* Your task *
Make an exact copy of the listing below.
+++ Materials provided +++
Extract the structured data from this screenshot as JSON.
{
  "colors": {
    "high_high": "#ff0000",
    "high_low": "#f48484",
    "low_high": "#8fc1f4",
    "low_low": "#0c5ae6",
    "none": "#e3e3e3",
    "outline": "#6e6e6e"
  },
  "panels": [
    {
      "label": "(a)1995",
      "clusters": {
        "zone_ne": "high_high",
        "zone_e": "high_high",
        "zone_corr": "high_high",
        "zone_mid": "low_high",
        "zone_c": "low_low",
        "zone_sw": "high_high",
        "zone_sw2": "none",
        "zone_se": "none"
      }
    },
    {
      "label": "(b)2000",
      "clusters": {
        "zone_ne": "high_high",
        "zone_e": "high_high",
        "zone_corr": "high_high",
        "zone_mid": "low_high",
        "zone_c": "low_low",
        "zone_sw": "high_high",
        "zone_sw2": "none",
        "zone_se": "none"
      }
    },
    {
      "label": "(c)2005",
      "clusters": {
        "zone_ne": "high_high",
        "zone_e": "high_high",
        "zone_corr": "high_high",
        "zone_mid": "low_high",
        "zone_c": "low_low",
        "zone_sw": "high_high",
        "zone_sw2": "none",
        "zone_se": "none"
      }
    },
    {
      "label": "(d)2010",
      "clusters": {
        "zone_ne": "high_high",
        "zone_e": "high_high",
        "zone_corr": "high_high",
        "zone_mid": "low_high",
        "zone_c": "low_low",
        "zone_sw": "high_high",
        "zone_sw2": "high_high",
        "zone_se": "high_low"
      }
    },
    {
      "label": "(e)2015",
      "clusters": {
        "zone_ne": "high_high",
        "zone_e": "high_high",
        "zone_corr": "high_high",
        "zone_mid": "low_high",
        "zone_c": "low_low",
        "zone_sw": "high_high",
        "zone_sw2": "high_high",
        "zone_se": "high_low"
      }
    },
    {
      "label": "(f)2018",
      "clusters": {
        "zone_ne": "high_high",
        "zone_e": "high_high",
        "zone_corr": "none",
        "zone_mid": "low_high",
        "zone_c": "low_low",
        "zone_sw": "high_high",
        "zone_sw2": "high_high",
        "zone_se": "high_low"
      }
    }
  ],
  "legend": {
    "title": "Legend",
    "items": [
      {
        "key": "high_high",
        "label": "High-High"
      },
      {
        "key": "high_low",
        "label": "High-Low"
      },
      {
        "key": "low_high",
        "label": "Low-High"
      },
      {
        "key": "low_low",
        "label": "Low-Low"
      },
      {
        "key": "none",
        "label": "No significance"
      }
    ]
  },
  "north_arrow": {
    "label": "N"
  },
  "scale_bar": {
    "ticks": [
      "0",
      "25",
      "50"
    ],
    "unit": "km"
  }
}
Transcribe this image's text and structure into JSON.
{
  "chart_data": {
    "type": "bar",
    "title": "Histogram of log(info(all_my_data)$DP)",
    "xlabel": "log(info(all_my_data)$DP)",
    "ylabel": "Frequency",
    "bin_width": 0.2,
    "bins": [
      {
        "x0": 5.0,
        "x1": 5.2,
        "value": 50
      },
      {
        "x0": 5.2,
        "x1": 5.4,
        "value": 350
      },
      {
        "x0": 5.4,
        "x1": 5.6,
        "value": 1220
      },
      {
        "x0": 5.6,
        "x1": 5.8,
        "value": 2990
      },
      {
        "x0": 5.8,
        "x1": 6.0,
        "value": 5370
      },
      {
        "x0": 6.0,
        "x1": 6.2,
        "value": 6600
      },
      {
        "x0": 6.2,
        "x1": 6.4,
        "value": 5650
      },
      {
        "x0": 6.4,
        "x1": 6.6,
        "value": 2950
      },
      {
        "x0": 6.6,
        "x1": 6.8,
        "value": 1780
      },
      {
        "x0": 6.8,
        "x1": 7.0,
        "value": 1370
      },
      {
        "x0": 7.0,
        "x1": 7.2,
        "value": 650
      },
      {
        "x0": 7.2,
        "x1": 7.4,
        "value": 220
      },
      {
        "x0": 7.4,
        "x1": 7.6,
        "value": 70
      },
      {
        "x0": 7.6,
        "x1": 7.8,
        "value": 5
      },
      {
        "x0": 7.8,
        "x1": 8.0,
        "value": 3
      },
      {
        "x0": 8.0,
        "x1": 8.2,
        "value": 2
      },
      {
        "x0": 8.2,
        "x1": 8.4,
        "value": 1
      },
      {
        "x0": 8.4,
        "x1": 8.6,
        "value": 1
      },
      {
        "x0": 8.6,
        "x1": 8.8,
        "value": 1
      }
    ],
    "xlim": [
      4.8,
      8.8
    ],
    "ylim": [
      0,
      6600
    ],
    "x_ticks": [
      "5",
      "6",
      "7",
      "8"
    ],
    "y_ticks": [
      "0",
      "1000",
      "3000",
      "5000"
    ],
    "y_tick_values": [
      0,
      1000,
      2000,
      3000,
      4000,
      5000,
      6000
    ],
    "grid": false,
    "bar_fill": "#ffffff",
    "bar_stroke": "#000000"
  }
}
+++
* Exercise result *
Extract the structured data from this screenshot as JSON.
{
  "colors": {
    "high_high": "#ff0000",
    "high_low": "#f48484",
    "low_high": "#8fc1f4",
    "low_low": "#0c5ae6",
    "none": "#e3e3e3",
    "outline": "#6e6e6e"
  },
  "panels": [
    {
      "label": "(a)1995",
      "clusters": {
        "zone_ne": "high_high",
        "zone_e": "high_high",
        "zone_corr": "high_high",
        "zone_mid": "low_high",
        "zone_c": "low_low",
        "zone_sw": "high_high",
        "zone_sw2": "none",
        "zone_se": "none"
      }
    },
    {
      "label": "(b)2000",
      "clusters": {
        "zone_ne": "high_high",
        "zone_e": "high_high",
        "zone_corr": "high_high",
        "zone_mid": "low_high",
        "zone_c": "low_low",
        "zone_sw": "high_high",
        "zone_sw2": "none",
        "zone_se": "none"
      }
    },
    {
      "label": "(c)2005",
      "clusters": {
        "zone_ne": "high_high",
        "zone_e": "high_high",
        "zone_corr": "high_high",
        "zone_mid": "low_high",
        "zone_c": "low_low",
        "zone_sw": "high_high",
        "zone_sw2": "none",
        "zone_se": "none"
      }
    },
    {
      "label": "(d)2010",
      "clusters": {
        "zone_ne": "high_high",
        "zone_e": "high_high",
        "zone_corr": "high_high",
        "zone_mid": "low_high",
        "zone_c": "low_low",
        "zone_sw": "high_high",
        "zone_sw2": "high_high",
        "zone_se": "high_low"
      }
    },
    {
      "label": "(e)2015",
      "clusters": {
        "zone_ne": "high_high",
        "zone_e": "high_high",
        "zone_corr": "high_high",
        "zone_mid": "low_high",
        "zone_c": "low_low",
        "zone_sw": "high_high",
        "zone_sw2": "high_high",
        "zone_se": "high_low"
      }
    },
    {
      "label": "(f)2018",
      "clusters": {
        "zone_ne": "high_high",
        "zone_e": "high_high",
        "zone_corr": "none",
        "zone_mid": "low_high",
        "zone_c": "low_low",
        "zone_sw": "high_high",
        "zone_sw2": "high_high",
        "zone_se": "high_low"
      }
    }
  ],
  "legend": {
    "title": "Legend",
    "items": [
      {
        "key": "high_high",
        "label": "High-High"
      },
      {
        "key": "high_low",
        "label": "High-Low"
      },
      {
        "key": "low_high",
        "label": "Low-High"
      },
      {
        "key": "low_low",
        "label": "Low-Low"
      },
      {
        "key": "none",
        "label": "No significance"
      }
    ]
  },
  "north_arrow": {
    "label": "N"
  },
  "scale_bar": {
    "ticks": [
      "0",
      "25",
      "50"
    ],
    "unit": "km"
  }
}
Transcribe this image's text and structure into JSON.
{
  "chart_data": {
    "type": "bar",
    "title": "Histogram of log(info(all_my_data)$DP)",
    "xlabel": "log(info(all_my_data)$DP)",
    "ylabel": "Frequency",
    "bin_width": 0.2,
    "bins": [
      {
        "x0": 5.0,
        "x1": 5.2,
        "value": 50
      },
      {
        "x0": 5.2,
        "x1": 5.4,
        "value": 350
      },
      {
        "x0": 5.4,
        "x1": 5.6,
        "value": 1220
      },
      {
        "x0": 5.6,
        "x1": 5.8,
        "value": 2990
      },
      {
        "x0": 5.8,
        "x1": 6.0,
        "value": 5370
      },
      {
        "x0": 6.0,
        "x1": 6.2,
        "value": 6600
      },
      {
        "x0": 6.2,
        "x1": 6.4,
        "value": 5650
      },
      {
        "x0": 6.4,
        "x1": 6.6,
        "value": 2950
      },
      {
        "x0": 6.6,
        "x1": 6.8,
        "value": 1780
      },
      {
        "x0": 6.8,
        "x1": 7.0,
        "value": 1370
      },
      {
        "x0": 7.0,
        "x1": 7.2,
        "value": 650
      },
      {
        "x0": 7.2,
        "x1": 7.4,
        "value": 220
      },
      {
        "x0": 7.4,
        "x1": 7.6,
        "value": 70
      },
      {
        "x0": 7.6,
        "x1": 7.8,
        "value": 5
      },
      {
        "x0": 7.8,
        "x1": 8.0,
        "value": 3
      },
      {
        "x0": 8.0,
        "x1": 8.2,
        "value": 2
      },
      {
        "x0": 8.2,
        "x1": 8.4,
        "value": 1
      },
      {
        "x0": 8.4,
        "x1": 8.6,
        "value": 1
      },
      {
        "x0": 8.6,
        "x1": 8.8,
        "value": 1
      }
    ],
    "xlim": [
      4.8,
      8.8
    ],
    "ylim": [
      0,
      6600
    ],
    "x_ticks": [
      "5",
      "6",
      "7",
      "8"
    ],
    "y_ticks": [
      "0",
      "1000",
      "3000",
      "5000"
    ],
    "y_tick_values": [
      0,
      1000,
      2000,
      3000,
      4000,
      5000,
      6000
    ],
    "grid": false,
    "bar_fill": "#ffffff",
    "bar_stroke": "#000000"
  }
}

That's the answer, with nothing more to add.